[Records excerpted from a collection]
◇ ◇ ◇ ◇

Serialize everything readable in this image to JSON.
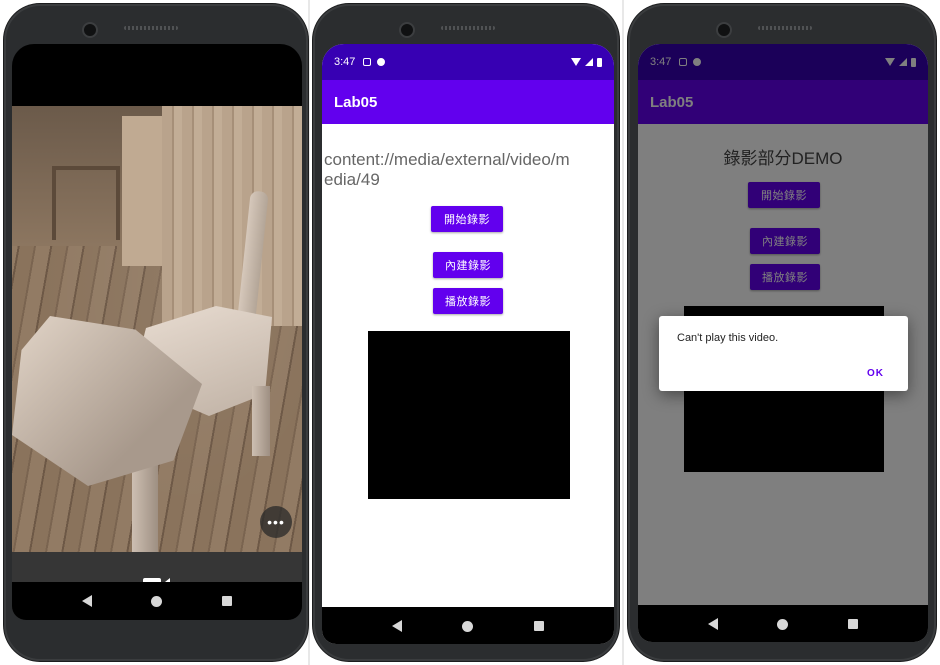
{
  "phone1": {
    "camera_controls": {
      "more_label": "•••",
      "record_icon": "video-camera-icon"
    }
  },
  "phone2": {
    "status": {
      "time": "3:47"
    },
    "app_title": "Lab05",
    "content_text": "content://media/external/video/media/49",
    "buttons": {
      "start_record": "開始錄影",
      "builtin_record": "內建錄影",
      "play_record": "播放錄影"
    }
  },
  "phone3": {
    "status": {
      "time": "3:47"
    },
    "app_title": "Lab05",
    "heading": "錄影部分DEMO",
    "buttons": {
      "start_record": "開始錄影",
      "builtin_record": "內建錄影",
      "play_record": "播放錄影"
    },
    "dialog": {
      "message": "Can't play this video.",
      "ok_label": "OK"
    }
  },
  "colors": {
    "primary": "#6200ee",
    "primary_dark": "#3700b3",
    "dim_primary": "#310077"
  }
}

◇ ◇ ◇ ◇

**What to do**
Exclude the pictures, and transcribe all of the material exactly.

**Exercise solution**
Serialize everything readable in this image to JSON.
{
  "phone1": {
    "camera_controls": {
      "more_label": "•••",
      "record_icon": "video-camera-icon"
    }
  },
  "phone2": {
    "status": {
      "time": "3:47"
    },
    "app_title": "Lab05",
    "content_text": "content://media/external/video/media/49",
    "buttons": {
      "start_record": "開始錄影",
      "builtin_record": "內建錄影",
      "play_record": "播放錄影"
    }
  },
  "phone3": {
    "status": {
      "time": "3:47"
    },
    "app_title": "Lab05",
    "heading": "錄影部分DEMO",
    "buttons": {
      "start_record": "開始錄影",
      "builtin_record": "內建錄影",
      "play_record": "播放錄影"
    },
    "dialog": {
      "message": "Can't play this video.",
      "ok_label": "OK"
    }
  },
  "colors": {
    "primary": "#6200ee",
    "primary_dark": "#3700b3",
    "dim_primary": "#310077"
  }
}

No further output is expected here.